(Part of a data file)
....................

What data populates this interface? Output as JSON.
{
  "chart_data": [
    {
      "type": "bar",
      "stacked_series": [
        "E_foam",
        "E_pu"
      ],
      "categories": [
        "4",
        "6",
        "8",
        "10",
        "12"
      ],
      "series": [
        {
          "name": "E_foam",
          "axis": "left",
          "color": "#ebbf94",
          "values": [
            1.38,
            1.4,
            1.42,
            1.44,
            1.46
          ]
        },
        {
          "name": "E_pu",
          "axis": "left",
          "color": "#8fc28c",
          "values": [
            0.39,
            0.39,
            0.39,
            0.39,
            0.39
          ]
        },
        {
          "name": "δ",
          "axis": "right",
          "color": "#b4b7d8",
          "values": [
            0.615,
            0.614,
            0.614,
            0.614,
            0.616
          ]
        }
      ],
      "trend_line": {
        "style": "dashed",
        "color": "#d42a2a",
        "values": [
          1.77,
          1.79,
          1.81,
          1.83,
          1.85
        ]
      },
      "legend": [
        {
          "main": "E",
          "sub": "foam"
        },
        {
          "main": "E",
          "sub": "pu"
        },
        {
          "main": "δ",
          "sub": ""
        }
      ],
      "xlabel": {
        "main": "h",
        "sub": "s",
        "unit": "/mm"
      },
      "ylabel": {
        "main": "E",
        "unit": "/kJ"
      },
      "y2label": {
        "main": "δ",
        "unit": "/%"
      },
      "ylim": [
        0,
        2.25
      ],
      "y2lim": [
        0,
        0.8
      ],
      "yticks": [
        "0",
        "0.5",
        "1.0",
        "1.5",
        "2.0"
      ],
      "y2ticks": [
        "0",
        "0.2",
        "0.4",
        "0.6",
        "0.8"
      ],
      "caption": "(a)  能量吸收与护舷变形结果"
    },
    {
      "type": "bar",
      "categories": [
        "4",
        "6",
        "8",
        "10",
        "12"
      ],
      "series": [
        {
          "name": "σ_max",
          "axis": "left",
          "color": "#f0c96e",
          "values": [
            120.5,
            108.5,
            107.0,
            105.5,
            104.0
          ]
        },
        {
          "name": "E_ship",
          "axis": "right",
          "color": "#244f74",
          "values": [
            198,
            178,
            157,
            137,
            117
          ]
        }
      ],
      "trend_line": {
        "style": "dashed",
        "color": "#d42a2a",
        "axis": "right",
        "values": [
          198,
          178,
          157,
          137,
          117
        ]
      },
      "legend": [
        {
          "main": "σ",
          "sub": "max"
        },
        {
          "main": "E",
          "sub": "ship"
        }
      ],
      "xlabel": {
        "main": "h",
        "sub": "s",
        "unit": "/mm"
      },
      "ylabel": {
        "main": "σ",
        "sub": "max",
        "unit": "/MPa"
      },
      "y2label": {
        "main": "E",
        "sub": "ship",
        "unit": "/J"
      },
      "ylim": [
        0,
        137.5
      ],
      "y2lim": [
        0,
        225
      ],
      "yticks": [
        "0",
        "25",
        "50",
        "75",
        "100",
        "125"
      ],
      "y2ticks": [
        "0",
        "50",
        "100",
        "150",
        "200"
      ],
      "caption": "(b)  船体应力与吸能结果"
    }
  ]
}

....................

◆ STATED TASK
Exact output of every entry is required.

◆ TASK OUTPUT
What data populates this interface? Output as JSON.
{
  "chart_data": [
    {
      "type": "bar",
      "stacked_series": [
        "E_foam",
        "E_pu"
      ],
      "categories": [
        "4",
        "6",
        "8",
        "10",
        "12"
      ],
      "series": [
        {
          "name": "E_foam",
          "axis": "left",
          "color": "#ebbf94",
          "values": [
            1.38,
            1.4,
            1.42,
            1.44,
            1.46
          ]
        },
        {
          "name": "E_pu",
          "axis": "left",
          "color": "#8fc28c",
          "values": [
            0.39,
            0.39,
            0.39,
            0.39,
            0.39
          ]
        },
        {
          "name": "δ",
          "axis": "right",
          "color": "#b4b7d8",
          "values": [
            0.615,
            0.614,
            0.614,
            0.614,
            0.616
          ]
        }
      ],
      "trend_line": {
        "style": "dashed",
        "color": "#d42a2a",
        "values": [
          1.77,
          1.79,
          1.81,
          1.83,
          1.85
        ]
      },
      "legend": [
        {
          "main": "E",
          "sub": "foam"
        },
        {
          "main": "E",
          "sub": "pu"
        },
        {
          "main": "δ",
          "sub": ""
        }
      ],
      "xlabel": {
        "main": "h",
        "sub": "s",
        "unit": "/mm"
      },
      "ylabel": {
        "main": "E",
        "unit": "/kJ"
      },
      "y2label": {
        "main": "δ",
        "unit": "/%"
      },
      "ylim": [
        0,
        2.25
      ],
      "y2lim": [
        0,
        0.8
      ],
      "yticks": [
        "0",
        "0.5",
        "1.0",
        "1.5",
        "2.0"
      ],
      "y2ticks": [
        "0",
        "0.2",
        "0.4",
        "0.6",
        "0.8"
      ],
      "caption": "(a)  能量吸收与护舷变形结果"
    },
    {
      "type": "bar",
      "categories": [
        "4",
        "6",
        "8",
        "10",
        "12"
      ],
      "series": [
        {
          "name": "σ_max",
          "axis": "left",
          "color": "#f0c96e",
          "values": [
            120.5,
            108.5,
            107.0,
            105.5,
            104.0
          ]
        },
        {
          "name": "E_ship",
          "axis": "right",
          "color": "#244f74",
          "values": [
            198,
            178,
            157,
            137,
            117
          ]
        }
      ],
      "trend_line": {
        "style": "dashed",
        "color": "#d42a2a",
        "axis": "right",
        "values": [
          198,
          178,
          157,
          137,
          117
        ]
      },
      "legend": [
        {
          "main": "σ",
          "sub": "max"
        },
        {
          "main": "E",
          "sub": "ship"
        }
      ],
      "xlabel": {
        "main": "h",
        "sub": "s",
        "unit": "/mm"
      },
      "ylabel": {
        "main": "σ",
        "sub": "max",
        "unit": "/MPa"
      },
      "y2label": {
        "main": "E",
        "sub": "ship",
        "unit": "/J"
      },
      "ylim": [
        0,
        137.5
      ],
      "y2lim": [
        0,
        225
      ],
      "yticks": [
        "0",
        "25",
        "50",
        "75",
        "100",
        "125"
      ],
      "y2ticks": [
        "0",
        "50",
        "100",
        "150",
        "200"
      ],
      "caption": "(b)  船体应力与吸能结果"
    }
  ]
}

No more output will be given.